MATERIAL FOR THIS TASK.
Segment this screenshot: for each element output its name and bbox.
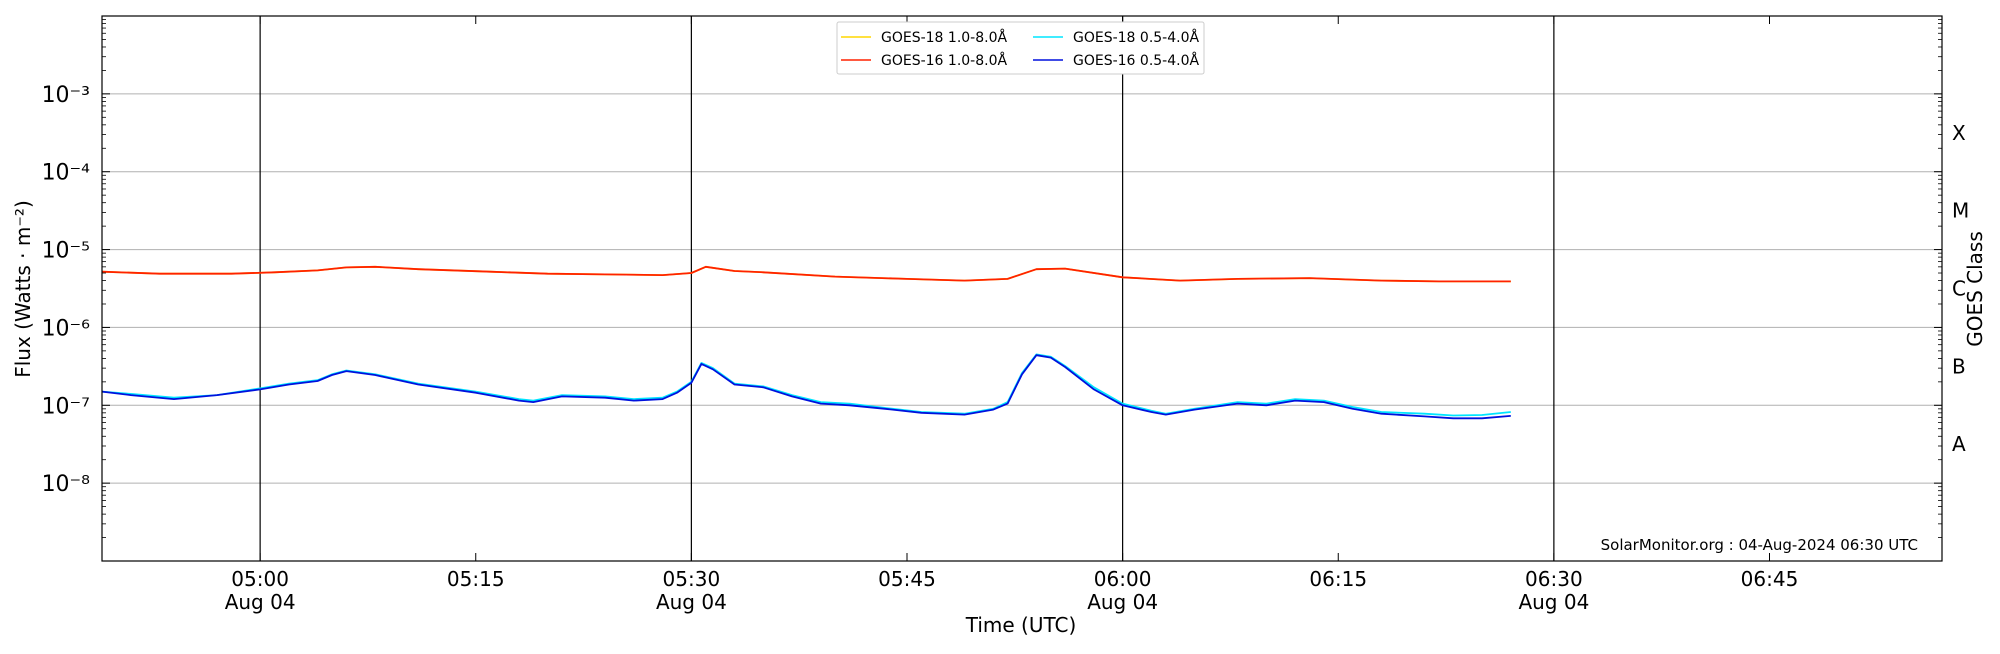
legend-label-goes18-long: GOES-18 1.0-8.0Å	[881, 29, 1007, 46]
x-tick-label: 05:15	[447, 567, 505, 591]
goes-class-label: M	[1952, 199, 1969, 223]
y-tick-label: 10⁻⁷	[42, 394, 90, 419]
y-tick-label: 10⁻³	[42, 83, 90, 108]
goes-class-label: A	[1952, 432, 1966, 456]
y-tick-label: 10⁻⁴	[42, 161, 91, 186]
goes-class-label: B	[1952, 354, 1966, 378]
x-tick-sublabel: Aug 04	[656, 590, 727, 614]
right-axis-label: GOES Class	[1963, 231, 1987, 347]
legend-label-goes16-long: GOES-16 1.0-8.0Å	[881, 52, 1007, 69]
series-line-2	[101, 353, 1511, 417]
grid-layer	[102, 93, 1942, 484]
legend: GOES-18 1.0-8.0Å GOES-16 1.0-8.0Å GOES-1…	[836, 21, 1205, 75]
goes-class-label: C	[1952, 277, 1966, 301]
x-tick-label: 05:45	[878, 567, 936, 591]
y-axis-label: Flux (Watts · m⁻²)	[11, 200, 35, 378]
x-tick-label: 06:15	[1309, 567, 1367, 591]
x-axis-label: Time (UTC)	[965, 613, 1077, 637]
x-tick-sublabel: Aug 04	[225, 590, 296, 614]
series-layer	[101, 265, 1511, 420]
series-line-1	[101, 265, 1511, 283]
goes-class-label: X	[1952, 121, 1966, 145]
x-tick-label: 06:45	[1741, 567, 1799, 591]
vertical-lines-layer	[259, 16, 1555, 561]
x-tick-label: 05:30	[663, 567, 721, 591]
goes-class-layer: A B C M X	[1952, 121, 1969, 456]
plot-frame	[101, 15, 1943, 562]
x-tick-label: 05:00	[231, 567, 289, 591]
y-ticks-layer: 10⁻⁸ 10⁻⁷ 10⁻⁶ 10⁻⁵ 10⁻⁴ 10⁻³	[42, 19, 1942, 538]
x-tick-sublabel: Aug 04	[1518, 590, 1589, 614]
y-tick-label: 10⁻⁸	[42, 472, 91, 497]
x-tick-label: 06:00	[1094, 567, 1152, 591]
x-tick-label: 06:30	[1525, 567, 1583, 591]
legend-box	[836, 21, 1205, 75]
legend-label-goes18-short: GOES-18 0.5-4.0Å	[1073, 29, 1199, 46]
x-tick-sublabel: Aug 04	[1087, 590, 1158, 614]
source-annotation: SolarMonitor.org : 04-Aug-2024 06:30 UTC	[1601, 536, 1918, 554]
y-tick-label: 10⁻⁵	[42, 239, 90, 264]
y-tick-label: 10⁻⁶	[42, 316, 91, 341]
legend-label-goes16-short: GOES-16 0.5-4.0Å	[1073, 52, 1199, 69]
series-line-3	[101, 354, 1511, 420]
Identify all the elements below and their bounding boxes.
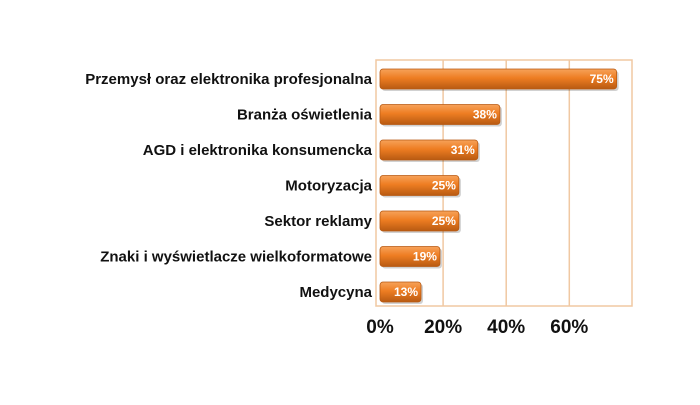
x-tick-label: 40% — [487, 317, 525, 338]
bars — [379, 68, 619, 304]
category-label: Przemysł oraz elektronika profesjonalna — [85, 71, 372, 88]
bar-3 — [379, 139, 479, 161]
gridlines — [442, 60, 571, 306]
bar-2 — [379, 104, 501, 125]
category-label: Sektor reklamy — [264, 213, 372, 230]
value-label: 31% — [451, 143, 475, 157]
bar-1 — [379, 68, 618, 90]
x-tick-label: 60% — [550, 317, 588, 338]
category-label: AGD i elektronika konsumencka — [143, 142, 373, 159]
x-axis-tick-labels: 0% 20% 40% 60% — [366, 317, 588, 338]
bar-4 — [379, 175, 460, 196]
category-label: Znaki i wyświetlacze wielkoformatowe — [100, 249, 372, 266]
category-label: Motoryzacja — [285, 178, 372, 195]
x-tick-label: 0% — [366, 317, 394, 338]
value-labels: 75% 38% 31% 25% 25% 19% 13% — [394, 72, 614, 299]
bar-7 — [379, 281, 422, 303]
plot-area-border — [375, 59, 633, 307]
bar-5 — [379, 210, 460, 232]
value-label: 13% — [394, 285, 418, 299]
bar-6 — [379, 246, 441, 267]
value-label: 25% — [432, 214, 456, 228]
value-label: 75% — [590, 72, 614, 86]
value-label: 38% — [473, 108, 497, 122]
category-label: Branża oświetlenia — [237, 107, 373, 124]
category-labels: Przemysł oraz elektronika profesjonalna B… — [85, 71, 372, 301]
value-label: 25% — [432, 179, 456, 193]
x-tick-label: 20% — [424, 317, 462, 338]
category-label: Medycyna — [299, 284, 372, 301]
value-label: 19% — [413, 250, 437, 264]
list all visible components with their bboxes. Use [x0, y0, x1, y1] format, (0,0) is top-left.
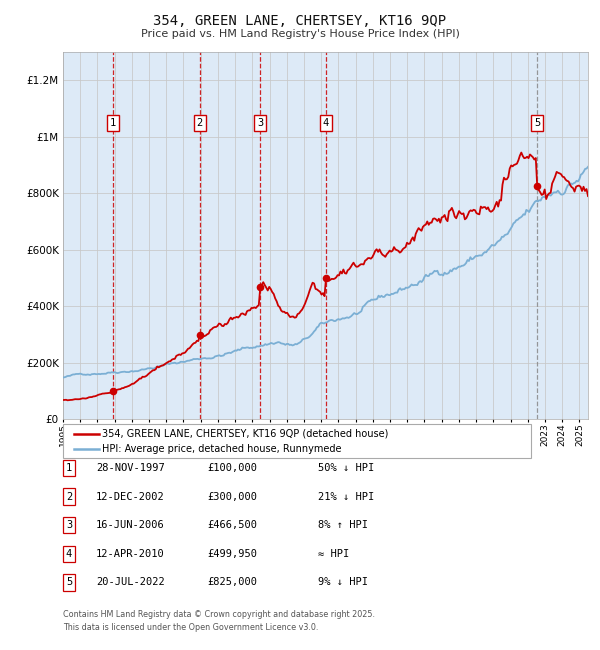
Text: £300,000: £300,000 — [207, 491, 257, 502]
Text: £100,000: £100,000 — [207, 463, 257, 473]
Text: ≈ HPI: ≈ HPI — [318, 549, 349, 559]
Text: 4: 4 — [323, 118, 329, 127]
Text: 5: 5 — [534, 118, 541, 127]
Text: 8% ↑ HPI: 8% ↑ HPI — [318, 520, 368, 530]
Text: 12-APR-2010: 12-APR-2010 — [96, 549, 165, 559]
Text: £825,000: £825,000 — [207, 577, 257, 588]
Text: 1: 1 — [66, 463, 72, 473]
Text: £499,950: £499,950 — [207, 549, 257, 559]
Text: £466,500: £466,500 — [207, 520, 257, 530]
Text: 354, GREEN LANE, CHERTSEY, KT16 9QP (detached house): 354, GREEN LANE, CHERTSEY, KT16 9QP (det… — [102, 429, 388, 439]
Text: 2: 2 — [66, 491, 72, 502]
Text: 4: 4 — [66, 549, 72, 559]
Text: 3: 3 — [257, 118, 263, 127]
Text: 354, GREEN LANE, CHERTSEY, KT16 9QP: 354, GREEN LANE, CHERTSEY, KT16 9QP — [154, 14, 446, 29]
Text: 3: 3 — [66, 520, 72, 530]
Text: Contains HM Land Registry data © Crown copyright and database right 2025.
This d: Contains HM Land Registry data © Crown c… — [63, 610, 375, 632]
Text: 21% ↓ HPI: 21% ↓ HPI — [318, 491, 374, 502]
Text: 1: 1 — [110, 118, 116, 127]
Text: 12-DEC-2002: 12-DEC-2002 — [96, 491, 165, 502]
Text: HPI: Average price, detached house, Runnymede: HPI: Average price, detached house, Runn… — [102, 444, 341, 454]
Text: Price paid vs. HM Land Registry's House Price Index (HPI): Price paid vs. HM Land Registry's House … — [140, 29, 460, 38]
Text: 20-JUL-2022: 20-JUL-2022 — [96, 577, 165, 588]
Text: 9% ↓ HPI: 9% ↓ HPI — [318, 577, 368, 588]
Text: 28-NOV-1997: 28-NOV-1997 — [96, 463, 165, 473]
Text: 2: 2 — [197, 118, 203, 127]
Text: 50% ↓ HPI: 50% ↓ HPI — [318, 463, 374, 473]
Text: 5: 5 — [66, 577, 72, 588]
Text: 16-JUN-2006: 16-JUN-2006 — [96, 520, 165, 530]
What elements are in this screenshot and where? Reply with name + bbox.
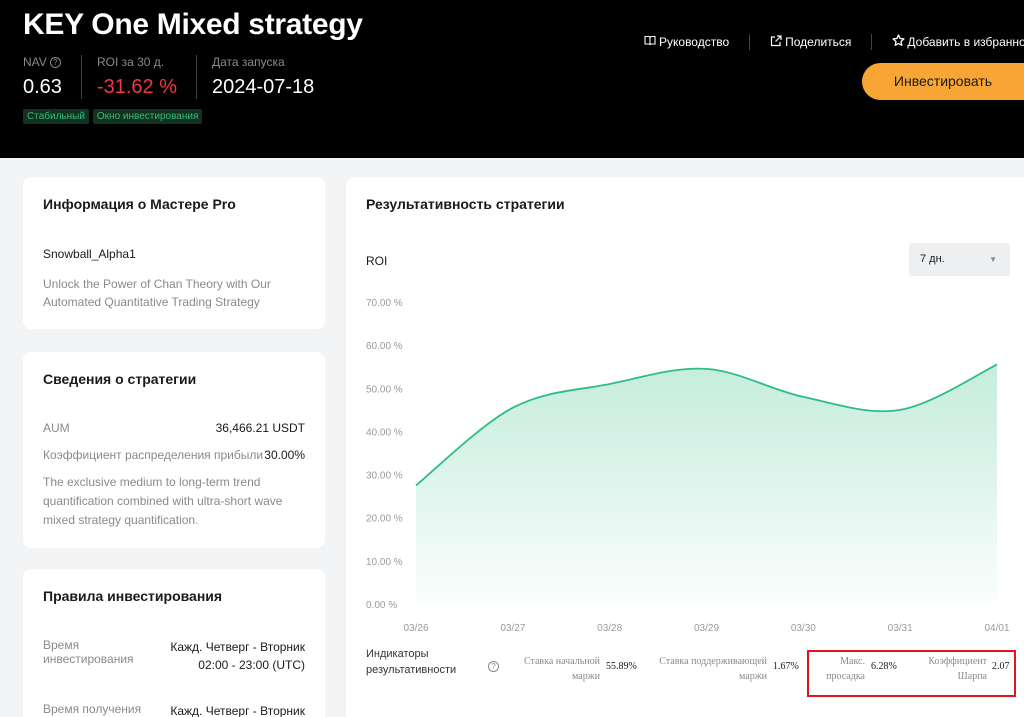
page-title: KEY One Mixed strategy	[23, 8, 363, 41]
y-tick-label: 60.00 %	[366, 341, 403, 352]
stat-launch-label: Дата запуска	[212, 55, 285, 69]
x-tick-label: 04/01	[984, 623, 1009, 634]
receive-time-label: Время получения	[43, 702, 142, 716]
divider	[749, 34, 751, 50]
guide-link[interactable]: Руководство	[644, 35, 729, 49]
y-tick-label: 70.00 %	[366, 298, 403, 309]
sharpe-ratio-value: 2.07	[992, 661, 1010, 672]
y-tick-label: 20.00 %	[366, 514, 403, 525]
roi-data-point[interactable]	[511, 406, 515, 410]
favorite-label: Добавить в избранно	[907, 35, 1024, 49]
book-icon	[644, 35, 656, 49]
x-tick-label: 03/28	[597, 623, 622, 634]
favorite-link[interactable]: Добавить в избранно	[892, 34, 1024, 50]
divider	[871, 34, 873, 50]
stat-nav: NAV ? 0.63	[23, 55, 82, 99]
invest-time-label: Время инвестирования	[43, 638, 134, 666]
help-icon[interactable]: ?	[49, 56, 61, 68]
x-tick-label: 03/26	[403, 623, 428, 634]
strategy-tags: Стабильный Окно инвестирования	[23, 109, 203, 124]
roi-data-point[interactable]	[801, 395, 805, 399]
roi-data-point[interactable]	[608, 382, 612, 386]
x-tick-label: 03/30	[791, 623, 816, 634]
sharpe-ratio-label: Коэффициент Шарпа	[928, 656, 987, 682]
stat-launch-value: 2024-07-18	[212, 76, 315, 98]
aum-row: AUM 36,466.21 USDT	[43, 421, 305, 435]
profit-share-row: Коэффициент распределения прибыли 30.00%	[43, 448, 305, 462]
invest-time-value: Кажд. Четверг - Вторник 02:00 - 23:00 (U…	[170, 640, 305, 672]
x-tick-label: 03/29	[694, 623, 719, 634]
stat-nav-label: NAV	[23, 55, 47, 69]
maintenance-margin-label: Ставка поддерживающей маржи	[659, 656, 767, 682]
profit-share-label: Коэффициент распределения прибыли	[43, 448, 264, 462]
receive-time-value: Кажд. Четверг - Вторник	[170, 704, 305, 717]
y-tick-label: 0.00 %	[366, 600, 397, 611]
tag-stable: Стабильный	[23, 109, 89, 124]
star-icon	[892, 34, 905, 50]
master-name[interactable]: Snowball_Alpha1	[43, 247, 136, 261]
investment-rules-card: Правила инвестирования Время инвестирова…	[23, 569, 325, 717]
share-label: Поделиться	[785, 35, 852, 49]
invest-time-row: Время инвестирования Кажд. Четверг - Вто…	[43, 638, 305, 674]
x-tick-label: 03/31	[888, 623, 913, 634]
y-tick-label: 10.00 %	[366, 557, 403, 568]
roi-data-point[interactable]	[995, 363, 999, 367]
roi-line	[415, 363, 998, 487]
max-drawdown-label: Макс. просадка	[826, 656, 865, 682]
roi-data-point[interactable]	[414, 483, 418, 487]
profit-share-value: 30.00%	[264, 448, 305, 462]
stat-roi-30d: ROI за 30 д. -31.62 %	[97, 55, 197, 99]
invest-button[interactable]: Инвестировать	[862, 63, 1024, 100]
stat-nav-value: 0.63	[23, 76, 62, 98]
initial-margin-label: Ставка начальной маржи	[523, 656, 600, 682]
header-stats: NAV ? 0.63 ROI за 30 д. -31.62 % Дата за…	[23, 55, 348, 99]
header-actions: Руководство Поделиться Добавить в избран…	[644, 34, 1024, 50]
y-tick-label: 40.00 %	[366, 427, 403, 438]
y-tick-label: 30.00 %	[366, 471, 403, 482]
guide-label: Руководство	[659, 35, 730, 49]
indicators-label: Индикаторы результативности	[366, 648, 457, 676]
performance-card: Результативность стратегии ROI 7 дн. ▼ 0…	[346, 177, 1024, 717]
share-link[interactable]: Поделиться	[770, 34, 852, 50]
roi-data-point[interactable]	[898, 408, 902, 412]
stat-roi-label: ROI за 30 д.	[96, 55, 165, 69]
roi-chart-label: ROI	[366, 254, 388, 268]
caret-down-icon: ▼	[989, 255, 997, 264]
tag-invest-window: Окно инвестирования	[92, 109, 203, 124]
roi-area	[416, 364, 997, 604]
share-icon	[770, 34, 782, 50]
initial-margin-value: 55.89%	[606, 661, 637, 672]
strategy-details-card: Сведения о стратегии AUM 36,466.21 USDT …	[23, 352, 325, 548]
master-description: Unlock the Power of Chan Theory with Our…	[43, 277, 271, 309]
receive-time-row: Время получения Кажд. Четверг - Вторник	[43, 702, 305, 717]
y-tick-label: 50.00 %	[366, 384, 403, 395]
master-info-title: Информация о Мастере Pro	[43, 196, 236, 212]
maintenance-margin-value: 1.67%	[773, 661, 799, 672]
period-select[interactable]: 7 дн. ▼	[909, 243, 1010, 276]
strategy-details-title: Сведения о стратегии	[43, 371, 197, 387]
aum-label: AUM	[43, 421, 70, 435]
performance-title: Результативность стратегии	[366, 196, 565, 212]
highlight-box	[807, 650, 1016, 697]
help-icon[interactable]: ?	[488, 661, 499, 672]
period-value: 7 дн.	[920, 253, 945, 265]
stat-launch-date: Дата запуска 2024-07-18	[212, 55, 333, 99]
strategy-description: The exclusive medium to long-term trend …	[43, 475, 283, 527]
roi-data-point[interactable]	[705, 367, 709, 371]
max-drawdown-value: 6.28%	[871, 661, 897, 672]
stat-roi-value: -31.62 %	[96, 76, 177, 98]
aum-value: 36,466.21 USDT	[215, 421, 305, 435]
strategy-header: KEY One Mixed strategy NAV ? 0.63 ROI за…	[0, 0, 1024, 158]
x-tick-label: 03/27	[500, 623, 525, 634]
investment-rules-title: Правила инвестирования	[43, 588, 223, 604]
roi-chart: 0.00 % 10.00 % 20.00 % 30.00 % 40.00 % 50.00 …	[366, 298, 1010, 634]
master-info-card: Информация о Мастере Pro Snowball_Alpha1…	[23, 177, 325, 329]
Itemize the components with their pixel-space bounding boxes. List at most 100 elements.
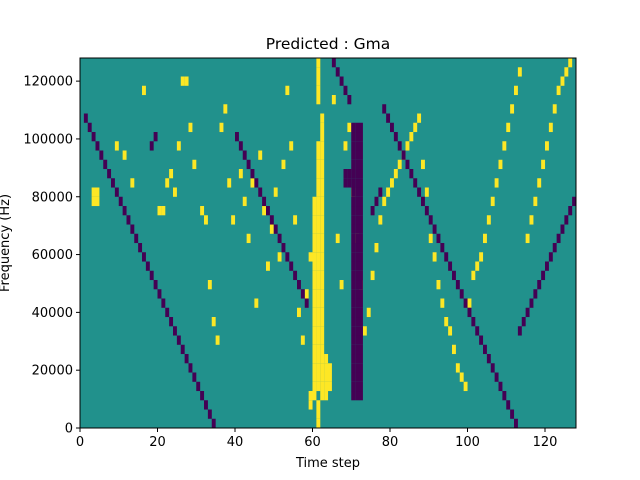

GOAL OF THE EXERCISE. Reproduce the lines of the records above character for character, from the line containing "Text: £300,000: £300,000" through the line containing "Text: HPI: Average", with both of those lines included.

EXERCISE RESULT.
Text: £300,000: £300,000 — [207, 491, 257, 502]
Text: £100,000: £100,000 — [207, 463, 257, 473]
Text: ≈ HPI: ≈ HPI — [318, 549, 349, 559]
Text: 4: 4 — [323, 118, 329, 127]
Text: 5: 5 — [534, 118, 541, 127]
Text: 8% ↑ HPI: 8% ↑ HPI — [318, 520, 368, 530]
Text: 12-APR-2010: 12-APR-2010 — [96, 549, 165, 559]
Text: £825,000: £825,000 — [207, 577, 257, 588]
Text: 1: 1 — [66, 463, 72, 473]
Text: £499,950: £499,950 — [207, 549, 257, 559]
Text: £466,500: £466,500 — [207, 520, 257, 530]
Text: 354, GREEN LANE, CHERTSEY, KT16 9QP (detached house): 354, GREEN LANE, CHERTSEY, KT16 9QP (det… — [102, 429, 388, 439]
Text: 2: 2 — [66, 491, 72, 502]
Text: 4: 4 — [66, 549, 72, 559]
Text: 3: 3 — [257, 118, 263, 127]
Text: 354, GREEN LANE, CHERTSEY, KT16 9QP: 354, GREEN LANE, CHERTSEY, KT16 9QP — [154, 14, 446, 29]
Text: 3: 3 — [66, 520, 72, 530]
Text: Contains HM Land Registry data © Crown copyright and database right 2025.
This d: Contains HM Land Registry data © Crown c… — [63, 610, 375, 632]
Text: 21% ↓ HPI: 21% ↓ HPI — [318, 491, 374, 502]
Text: 1: 1 — [110, 118, 116, 127]
Text: 12-DEC-2002: 12-DEC-2002 — [96, 491, 165, 502]
Text: HPI: Average price, detached house, Runnymede: HPI: Average price, detached house, Runn… — [102, 444, 341, 454]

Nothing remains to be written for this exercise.